EXCERPTED RECORDS:
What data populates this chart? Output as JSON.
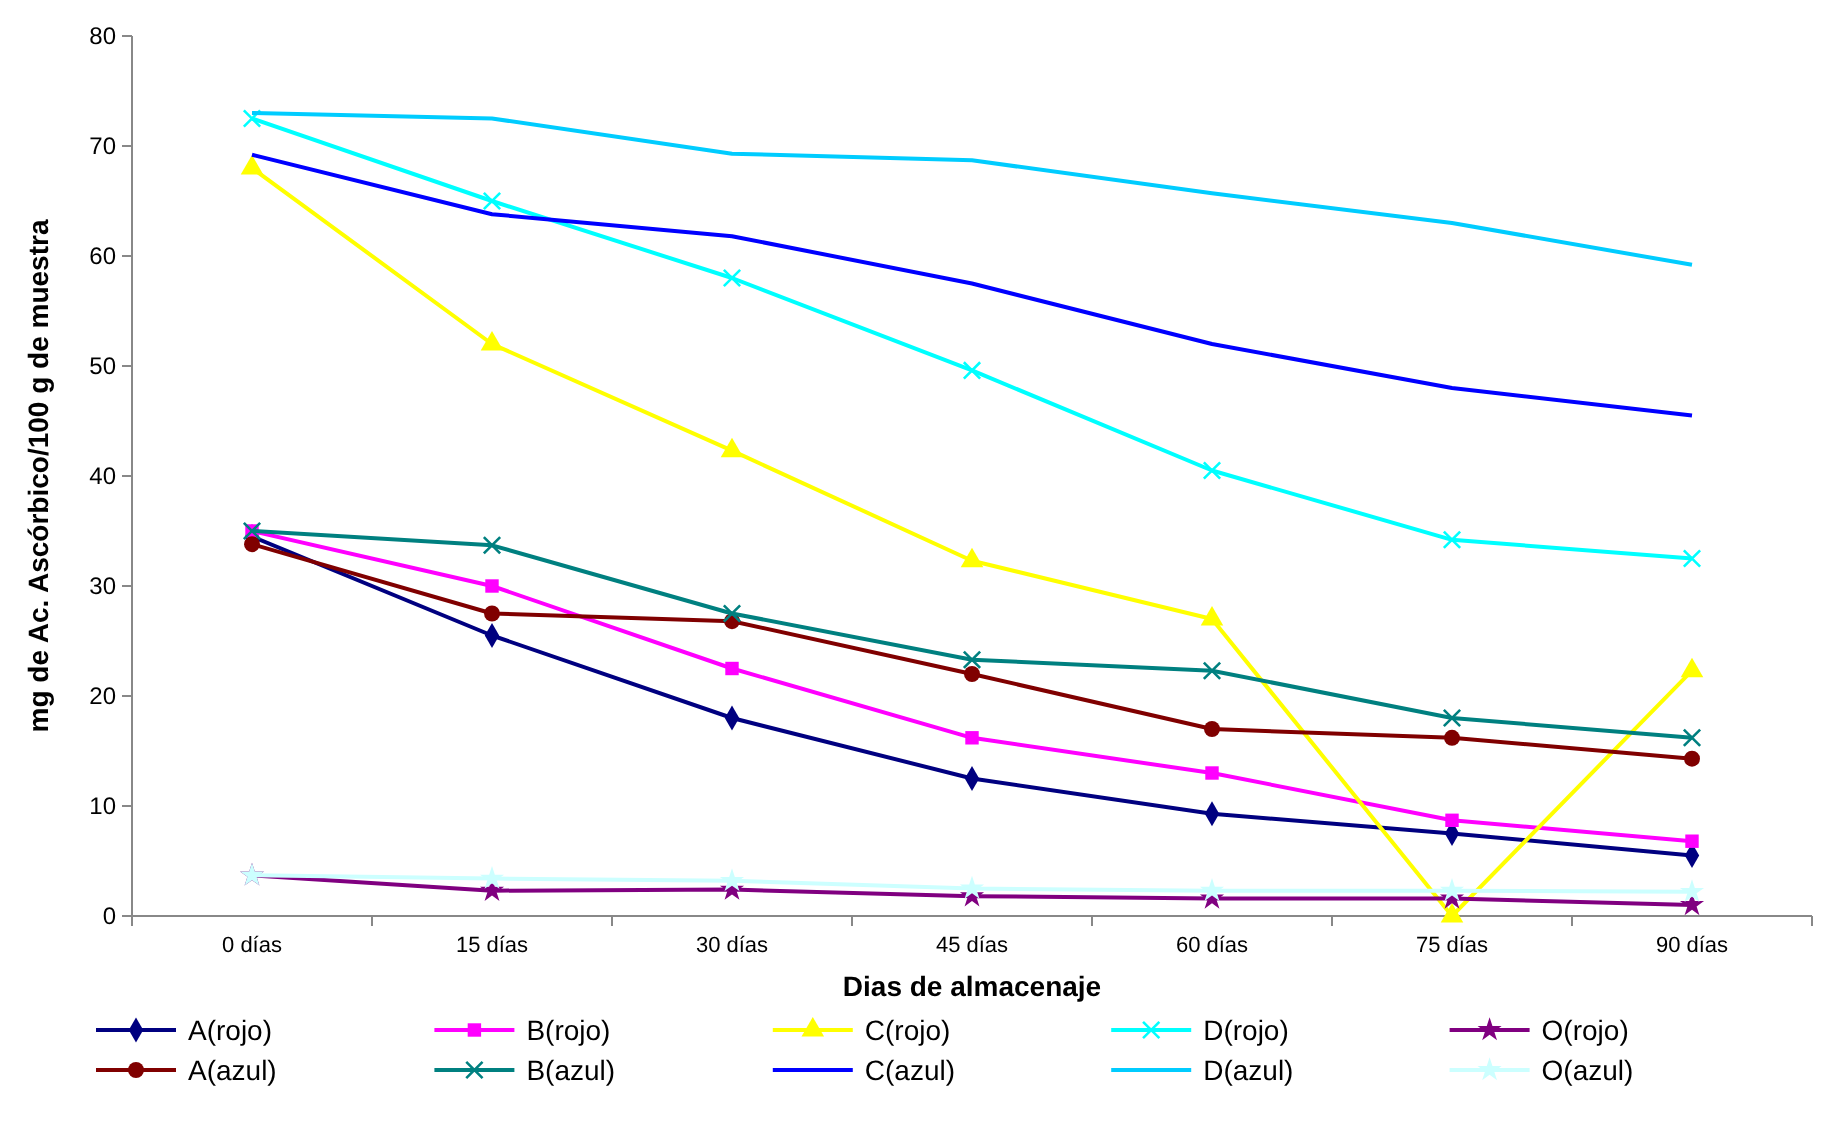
{
  "chart_data": {
    "type": "line",
    "xlabel": "Dias de almacenaje",
    "ylabel": "mg de Ac. Ascórbico/100  g de muestra",
    "categories": [
      "0 días",
      "15 días",
      "30 días",
      "45 días",
      "60 días",
      "75 días",
      "90 días"
    ],
    "ylim": [
      0,
      80
    ],
    "yticks": [
      0,
      10,
      20,
      30,
      40,
      50,
      60,
      70,
      80
    ],
    "grid": false,
    "legend": "bottom",
    "series": [
      {
        "name": "A(rojo)",
        "color": "#000080",
        "marker": "diamond",
        "values": [
          34.5,
          25.5,
          18,
          12.5,
          9.3,
          7.5,
          5.5
        ]
      },
      {
        "name": "B(rojo)",
        "color": "#ff00ff",
        "marker": "square",
        "values": [
          35,
          30,
          22.5,
          16.2,
          13,
          8.7,
          6.8
        ]
      },
      {
        "name": "C(rojo)",
        "color": "#ffff00",
        "marker": "triangle",
        "values": [
          68,
          52,
          42.3,
          32.3,
          27,
          0,
          22.3
        ]
      },
      {
        "name": "D(rojo)",
        "color": "#00ffff",
        "marker": "cross",
        "values": [
          72.5,
          65,
          58,
          49.6,
          40.5,
          34.2,
          32.5
        ]
      },
      {
        "name": "O(rojo)",
        "color": "#800080",
        "marker": "star",
        "values": [
          3.7,
          2.3,
          2.4,
          1.8,
          1.6,
          1.6,
          1.0
        ]
      },
      {
        "name": "A(azul)",
        "color": "#800000",
        "marker": "circle",
        "values": [
          33.8,
          27.5,
          26.8,
          22,
          17,
          16.2,
          14.3
        ]
      },
      {
        "name": "B(azul)",
        "color": "#008080",
        "marker": "cross",
        "values": [
          35,
          33.7,
          27.5,
          23.3,
          22.3,
          18,
          16.2
        ]
      },
      {
        "name": "C(azul)",
        "color": "#0000ff",
        "marker": "none",
        "values": [
          69.2,
          63.8,
          61.8,
          57.5,
          52,
          48,
          45.5
        ]
      },
      {
        "name": "D(azul)",
        "color": "#00ccff",
        "marker": "none",
        "values": [
          73,
          72.5,
          69.3,
          68.7,
          65.7,
          63,
          59.2
        ]
      },
      {
        "name": "O(azul)",
        "color": "#ccffff",
        "marker": "star",
        "values": [
          3.7,
          3.4,
          3.2,
          2.5,
          2.3,
          2.3,
          2.2
        ]
      }
    ]
  }
}
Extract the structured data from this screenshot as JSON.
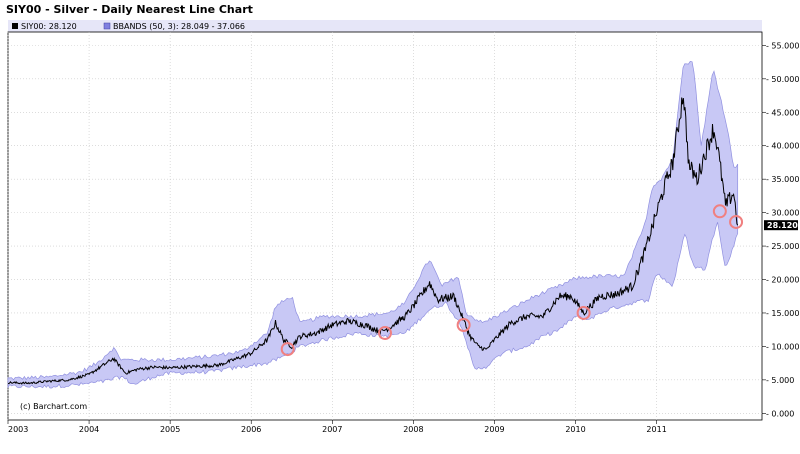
{
  "chart_data": {
    "type": "line",
    "title": "SIY00 - Silver - Daily Nearest Line Chart",
    "legend": [
      {
        "name": "SIY00: 28.120",
        "color": "#000000"
      },
      {
        "name": "BBANDS (50, 3): 28.049 - 37.066",
        "color": "#8080e0"
      }
    ],
    "credit": "(c) Barchart.com",
    "last_value_label": "28.120",
    "x_axis": {
      "min": 2003.0,
      "max": 2012.3,
      "ticks": [
        "2003",
        "2004",
        "2005",
        "2006",
        "2007",
        "2008",
        "2009",
        "2010",
        "2011"
      ]
    },
    "y_axis": {
      "min": -1.0,
      "max": 57.0,
      "position": "right",
      "ticks": [
        "0.000",
        "5.000",
        "10.000",
        "15.000",
        "20.000",
        "25.000",
        "30.000",
        "35.000",
        "40.000",
        "45.000",
        "50.000",
        "55.000"
      ]
    },
    "grid": true,
    "price_series": {
      "name": "SIY00",
      "x": [
        2003.0,
        2003.25,
        2003.5,
        2003.75,
        2004.0,
        2004.15,
        2004.3,
        2004.45,
        2004.6,
        2004.8,
        2005.0,
        2005.3,
        2005.6,
        2005.9,
        2006.0,
        2006.2,
        2006.3,
        2006.4,
        2006.5,
        2006.6,
        2006.8,
        2007.0,
        2007.2,
        2007.4,
        2007.6,
        2007.7,
        2007.9,
        2008.0,
        2008.2,
        2008.3,
        2008.5,
        2008.6,
        2008.7,
        2008.8,
        2008.9,
        2009.0,
        2009.2,
        2009.4,
        2009.6,
        2009.8,
        2009.95,
        2010.1,
        2010.3,
        2010.5,
        2010.7,
        2010.85,
        2010.95,
        2011.0,
        2011.1,
        2011.2,
        2011.33,
        2011.4,
        2011.5,
        2011.6,
        2011.7,
        2011.75,
        2011.85,
        2011.95,
        2012.0
      ],
      "y": [
        4.6,
        4.5,
        4.8,
        5.0,
        5.8,
        7.0,
        8.2,
        6.0,
        6.6,
        6.9,
        6.8,
        7.0,
        7.2,
        8.5,
        9.0,
        11.0,
        13.5,
        11.0,
        10.0,
        11.5,
        12.0,
        13.2,
        13.8,
        13.2,
        12.2,
        12.8,
        14.5,
        16.0,
        19.5,
        17.0,
        17.5,
        14.5,
        11.5,
        10.0,
        9.5,
        11.0,
        13.5,
        14.5,
        14.5,
        17.5,
        17.5,
        15.0,
        17.5,
        17.8,
        19.0,
        24.0,
        28.0,
        30.0,
        34.0,
        37.5,
        48.0,
        37.0,
        35.0,
        39.0,
        42.5,
        40.0,
        31.0,
        33.0,
        28.12
      ]
    },
    "bband_upper": {
      "x": [
        2003.0,
        2003.5,
        2003.9,
        2004.1,
        2004.3,
        2004.4,
        2004.6,
        2005.0,
        2005.5,
        2005.9,
        2006.2,
        2006.3,
        2006.5,
        2006.6,
        2006.9,
        2007.3,
        2007.7,
        2007.9,
        2008.1,
        2008.2,
        2008.35,
        2008.55,
        2008.65,
        2008.85,
        2009.1,
        2009.5,
        2009.8,
        2010.0,
        2010.3,
        2010.6,
        2010.85,
        2010.95,
        2011.05,
        2011.2,
        2011.33,
        2011.45,
        2011.55,
        2011.7,
        2011.85,
        2011.95,
        2012.0
      ],
      "y": [
        5.2,
        5.4,
        6.2,
        7.5,
        9.8,
        8.0,
        8.0,
        8.0,
        8.5,
        9.3,
        12.0,
        16.0,
        17.5,
        13.5,
        14.5,
        14.5,
        15.0,
        16.5,
        21.0,
        23.0,
        19.0,
        20.5,
        15.0,
        13.5,
        15.0,
        17.5,
        19.0,
        20.2,
        20.5,
        20.5,
        28.0,
        34.0,
        35.0,
        38.0,
        52.5,
        52.5,
        40.0,
        51.5,
        44.0,
        37.0,
        37.0
      ]
    },
    "bband_lower": {
      "x": [
        2003.0,
        2003.5,
        2003.9,
        2004.2,
        2004.4,
        2004.55,
        2004.8,
        2005.0,
        2005.5,
        2005.9,
        2006.2,
        2006.4,
        2006.6,
        2006.9,
        2007.3,
        2007.6,
        2007.9,
        2008.2,
        2008.4,
        2008.6,
        2008.75,
        2008.9,
        2009.1,
        2009.4,
        2009.6,
        2009.8,
        2010.0,
        2010.15,
        2010.4,
        2010.7,
        2010.9,
        2011.0,
        2011.2,
        2011.35,
        2011.45,
        2011.6,
        2011.75,
        2011.85,
        2011.95,
        2012.0
      ],
      "y": [
        4.0,
        4.0,
        4.3,
        4.8,
        5.5,
        4.3,
        5.5,
        6.0,
        6.2,
        7.0,
        7.5,
        8.5,
        10.0,
        11.0,
        12.0,
        11.5,
        12.0,
        15.5,
        16.5,
        13.0,
        6.5,
        7.0,
        9.0,
        10.0,
        11.5,
        12.5,
        14.5,
        14.0,
        15.5,
        16.5,
        17.0,
        21.0,
        19.0,
        27.0,
        22.0,
        21.5,
        29.0,
        21.5,
        25.0,
        27.0
      ]
    },
    "markers": [
      {
        "x": 2006.45,
        "y": 9.6
      },
      {
        "x": 2007.65,
        "y": 12.0
      },
      {
        "x": 2008.62,
        "y": 13.2
      },
      {
        "x": 2010.1,
        "y": 15.0
      },
      {
        "x": 2011.78,
        "y": 30.2
      },
      {
        "x": 2011.98,
        "y": 28.6
      }
    ],
    "colors": {
      "band_fill": "#c8c8f5",
      "band_stroke": "#9090e0",
      "line": "#000000",
      "marker": "#f08080",
      "last_label_bg": "#000000"
    }
  }
}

GIVEN PROBLEM:
Copy every line that includes the string "this" from the material above.

FULL OUTPUT:
What data populates this chart? Output as JSON.
Extract the structured data from this screenshot as JSON.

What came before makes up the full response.